TASK PROMPT
Below are some records; reproduce every one of them exactly.

- - - -

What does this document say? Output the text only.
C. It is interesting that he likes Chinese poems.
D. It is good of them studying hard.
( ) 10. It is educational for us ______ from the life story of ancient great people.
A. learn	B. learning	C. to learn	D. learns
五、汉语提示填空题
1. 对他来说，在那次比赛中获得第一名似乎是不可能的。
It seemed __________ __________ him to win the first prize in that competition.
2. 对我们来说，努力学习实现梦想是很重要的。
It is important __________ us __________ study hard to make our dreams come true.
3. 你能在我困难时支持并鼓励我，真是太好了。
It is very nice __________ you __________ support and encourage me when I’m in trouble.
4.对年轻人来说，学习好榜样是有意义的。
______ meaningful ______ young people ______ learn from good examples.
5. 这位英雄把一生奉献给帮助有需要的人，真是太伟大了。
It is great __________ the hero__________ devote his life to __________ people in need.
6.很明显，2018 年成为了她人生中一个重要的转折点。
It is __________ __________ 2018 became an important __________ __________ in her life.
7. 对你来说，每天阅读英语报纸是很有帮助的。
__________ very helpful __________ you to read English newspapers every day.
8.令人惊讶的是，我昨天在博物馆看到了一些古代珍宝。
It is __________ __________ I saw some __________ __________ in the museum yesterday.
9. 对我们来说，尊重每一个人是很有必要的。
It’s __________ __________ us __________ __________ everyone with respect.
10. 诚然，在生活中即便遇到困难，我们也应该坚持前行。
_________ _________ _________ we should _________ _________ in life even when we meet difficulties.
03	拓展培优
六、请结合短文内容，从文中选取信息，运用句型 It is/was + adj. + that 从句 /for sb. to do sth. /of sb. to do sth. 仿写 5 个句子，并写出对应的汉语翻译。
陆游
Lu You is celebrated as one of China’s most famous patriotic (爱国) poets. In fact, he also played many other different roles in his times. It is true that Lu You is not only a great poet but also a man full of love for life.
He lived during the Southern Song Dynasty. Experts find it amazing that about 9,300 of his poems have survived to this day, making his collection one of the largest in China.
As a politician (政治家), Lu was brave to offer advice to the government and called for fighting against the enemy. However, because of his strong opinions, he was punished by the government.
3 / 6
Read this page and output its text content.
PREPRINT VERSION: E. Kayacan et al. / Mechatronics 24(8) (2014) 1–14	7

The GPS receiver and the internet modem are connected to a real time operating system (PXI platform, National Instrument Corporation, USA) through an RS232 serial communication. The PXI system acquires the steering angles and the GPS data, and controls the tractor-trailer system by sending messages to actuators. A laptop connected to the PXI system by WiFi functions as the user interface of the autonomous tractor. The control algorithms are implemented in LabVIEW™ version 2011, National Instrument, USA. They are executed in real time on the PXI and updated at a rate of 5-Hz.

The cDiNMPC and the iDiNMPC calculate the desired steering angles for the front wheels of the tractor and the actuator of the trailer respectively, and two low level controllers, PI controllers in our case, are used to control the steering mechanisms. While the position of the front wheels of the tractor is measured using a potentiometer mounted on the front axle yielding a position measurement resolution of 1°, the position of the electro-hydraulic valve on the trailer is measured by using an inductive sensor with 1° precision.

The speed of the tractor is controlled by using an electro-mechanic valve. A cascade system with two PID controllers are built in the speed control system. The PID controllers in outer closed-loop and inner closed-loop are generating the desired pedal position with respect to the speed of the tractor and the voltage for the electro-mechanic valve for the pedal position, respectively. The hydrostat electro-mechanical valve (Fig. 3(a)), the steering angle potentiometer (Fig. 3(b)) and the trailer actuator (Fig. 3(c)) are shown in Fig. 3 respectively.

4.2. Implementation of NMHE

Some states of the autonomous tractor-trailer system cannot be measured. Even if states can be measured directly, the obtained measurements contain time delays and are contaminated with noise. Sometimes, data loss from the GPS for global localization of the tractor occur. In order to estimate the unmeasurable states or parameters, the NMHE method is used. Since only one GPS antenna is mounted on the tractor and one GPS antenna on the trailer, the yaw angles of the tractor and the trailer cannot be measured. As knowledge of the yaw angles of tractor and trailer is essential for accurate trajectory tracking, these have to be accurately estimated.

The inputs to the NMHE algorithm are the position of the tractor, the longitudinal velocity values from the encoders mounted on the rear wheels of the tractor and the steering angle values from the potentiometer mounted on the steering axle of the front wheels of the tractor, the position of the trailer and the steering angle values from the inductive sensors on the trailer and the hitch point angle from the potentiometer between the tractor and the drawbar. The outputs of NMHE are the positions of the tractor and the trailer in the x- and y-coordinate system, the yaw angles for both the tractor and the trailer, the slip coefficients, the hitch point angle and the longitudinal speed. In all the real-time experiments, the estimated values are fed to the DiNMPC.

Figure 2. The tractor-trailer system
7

- - - -

COMPLETE ANSWER
What does this document say? Output the text only.
C. It is interesting that he likes Chinese poems.
D. It is good of them studying hard.
( ) 10. It is educational for us ______ from the life story of ancient great people.
A. learn	B. learning	C. to learn	D. learns
五、汉语提示填空题
1. 对他来说，在那次比赛中获得第一名似乎是不可能的。
It seemed __________ __________ him to win the first prize in that competition.
2. 对我们来说，努力学习实现梦想是很重要的。
It is important __________ us __________ study hard to make our dreams come true.
3. 你能在我困难时支持并鼓励我，真是太好了。
It is very nice __________ you __________ support and encourage me when I’m in trouble.
4.对年轻人来说，学习好榜样是有意义的。
______ meaningful ______ young people ______ learn from good examples.
5. 这位英雄把一生奉献给帮助有需要的人，真是太伟大了。
It is great __________ the hero__________ devote his life to __________ people in need.
6.很明显，2018 年成为了她人生中一个重要的转折点。
It is __________ __________ 2018 became an important __________ __________ in her life.
7. 对你来说，每天阅读英语报纸是很有帮助的。
__________ very helpful __________ you to read English newspapers every day.
8.令人惊讶的是，我昨天在博物馆看到了一些古代珍宝。
It is __________ __________ I saw some __________ __________ in the museum yesterday.
9. 对我们来说，尊重每一个人是很有必要的。
It’s __________ __________ us __________ __________ everyone with respect.
10. 诚然，在生活中即便遇到困难，我们也应该坚持前行。
_________ _________ _________ we should _________ _________ in life even when we meet difficulties.
03	拓展培优
六、请结合短文内容，从文中选取信息，运用句型 It is/was + adj. + that 从句 /for sb. to do sth. /of sb. to do sth. 仿写 5 个句子，并写出对应的汉语翻译。
陆游
Lu You is celebrated as one of China’s most famous patriotic (爱国) poets. In fact, he also played many other different roles in his times. It is true that Lu You is not only a great poet but also a man full of love for life.
He lived during the Southern Song Dynasty. Experts find it amazing that about 9,300 of his poems have survived to this day, making his collection one of the largest in China.
As a politician (政治家), Lu was brave to offer advice to the government and called for fighting against the enemy. However, because of his strong opinions, he was punished by the government.
3 / 6
Read this page and output its text content.
PREPRINT VERSION: E. Kayacan et al. / Mechatronics 24(8) (2014) 1–14	7

The GPS receiver and the internet modem are connected to a real time operating system (PXI platform, National Instrument Corporation, USA) through an RS232 serial communication. The PXI system acquires the steering angles and the GPS data, and controls the tractor-trailer system by sending messages to actuators. A laptop connected to the PXI system by WiFi functions as the user interface of the autonomous tractor. The control algorithms are implemented in LabVIEW™ version 2011, National Instrument, USA. They are executed in real time on the PXI and updated at a rate of 5-Hz.

The cDiNMPC and the iDiNMPC calculate the desired steering angles for the front wheels of the tractor and the actuator of the trailer respectively, and two low level controllers, PI controllers in our case, are used to control the steering mechanisms. While the position of the front wheels of the tractor is measured using a potentiometer mounted on the front axle yielding a position measurement resolution of 1°, the position of the electro-hydraulic valve on the trailer is measured by using an inductive sensor with 1° precision.

The speed of the tractor is controlled by using an electro-mechanic valve. A cascade system with two PID controllers are built in the speed control system. The PID controllers in outer closed-loop and inner closed-loop are generating the desired pedal position with respect to the speed of the tractor and the voltage for the electro-mechanic valve for the pedal position, respectively. The hydrostat electro-mechanical valve (Fig. 3(a)), the steering angle potentiometer (Fig. 3(b)) and the trailer actuator (Fig. 3(c)) are shown in Fig. 3 respectively.

4.2. Implementation of NMHE

Some states of the autonomous tractor-trailer system cannot be measured. Even if states can be measured directly, the obtained measurements contain time delays and are contaminated with noise. Sometimes, data loss from the GPS for global localization of the tractor occur. In order to estimate the unmeasurable states or parameters, the NMHE method is used. Since only one GPS antenna is mounted on the tractor and one GPS antenna on the trailer, the yaw angles of the tractor and the trailer cannot be measured. As knowledge of the yaw angles of tractor and trailer is essential for accurate trajectory tracking, these have to be accurately estimated.

The inputs to the NMHE algorithm are the position of the tractor, the longitudinal velocity values from the encoders mounted on the rear wheels of the tractor and the steering angle values from the potentiometer mounted on the steering axle of the front wheels of the tractor, the position of the trailer and the steering angle values from the inductive sensors on the trailer and the hitch point angle from the potentiometer between the tractor and the drawbar. The outputs of NMHE are the positions of the tractor and the trailer in the x- and y-coordinate system, the yaw angles for both the tractor and the trailer, the slip coefficients, the hitch point angle and the longitudinal speed. In all the real-time experiments, the estimated values are fed to the DiNMPC.

Figure 2. The tractor-trailer system
7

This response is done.